Task instructions → Render every entry verbatim.

Information given →

┄┄┄┄┄┄┄┄┄┄

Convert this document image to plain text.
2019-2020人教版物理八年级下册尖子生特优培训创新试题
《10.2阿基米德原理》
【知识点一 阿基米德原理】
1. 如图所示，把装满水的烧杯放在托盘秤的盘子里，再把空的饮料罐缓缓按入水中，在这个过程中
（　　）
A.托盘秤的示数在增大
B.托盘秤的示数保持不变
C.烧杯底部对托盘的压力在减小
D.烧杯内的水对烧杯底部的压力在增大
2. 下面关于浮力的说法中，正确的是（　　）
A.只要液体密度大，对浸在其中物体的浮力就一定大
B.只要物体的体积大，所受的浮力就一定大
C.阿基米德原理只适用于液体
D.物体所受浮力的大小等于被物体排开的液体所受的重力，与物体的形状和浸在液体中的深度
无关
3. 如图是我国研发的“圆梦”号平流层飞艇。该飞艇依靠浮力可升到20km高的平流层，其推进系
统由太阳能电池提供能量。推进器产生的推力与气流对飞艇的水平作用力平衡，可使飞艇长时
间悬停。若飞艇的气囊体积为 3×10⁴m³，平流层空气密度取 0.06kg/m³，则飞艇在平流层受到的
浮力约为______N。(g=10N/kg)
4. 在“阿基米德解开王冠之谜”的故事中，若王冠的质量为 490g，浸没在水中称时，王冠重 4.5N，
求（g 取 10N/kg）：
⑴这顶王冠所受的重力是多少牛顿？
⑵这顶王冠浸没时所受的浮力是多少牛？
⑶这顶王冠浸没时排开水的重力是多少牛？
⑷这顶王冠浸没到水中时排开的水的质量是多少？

┄┄┄┄┄┄┄┄┄┄

Finished task →
Convert this document image to plain text.
2019-2020人教版物理八年级下册尖子生特优培训创新试题
《10.2阿基米德原理》
【知识点一 阿基米德原理】
1. 如图所示，把装满水的烧杯放在托盘秤的盘子里，再把空的饮料罐缓缓按入水中，在这个过程中
（　　）
A.托盘秤的示数在增大
B.托盘秤的示数保持不变
C.烧杯底部对托盘的压力在减小
D.烧杯内的水对烧杯底部的压力在增大
2. 下面关于浮力的说法中，正确的是（　　）
A.只要液体密度大，对浸在其中物体的浮力就一定大
B.只要物体的体积大，所受的浮力就一定大
C.阿基米德原理只适用于液体
D.物体所受浮力的大小等于被物体排开的液体所受的重力，与物体的形状和浸在液体中的深度
无关
3. 如图是我国研发的“圆梦”号平流层飞艇。该飞艇依靠浮力可升到20km高的平流层，其推进系
统由太阳能电池提供能量。推进器产生的推力与气流对飞艇的水平作用力平衡，可使飞艇长时
间悬停。若飞艇的气囊体积为 3×10⁴m³，平流层空气密度取 0.06kg/m³，则飞艇在平流层受到的
浮力约为______N。(g=10N/kg)
4. 在“阿基米德解开王冠之谜”的故事中，若王冠的质量为 490g，浸没在水中称时，王冠重 4.5N，
求（g 取 10N/kg）：
⑴这顶王冠所受的重力是多少牛顿？
⑵这顶王冠浸没时所受的浮力是多少牛？
⑶这顶王冠浸没时排开水的重力是多少牛？
⑷这顶王冠浸没到水中时排开的水的质量是多少？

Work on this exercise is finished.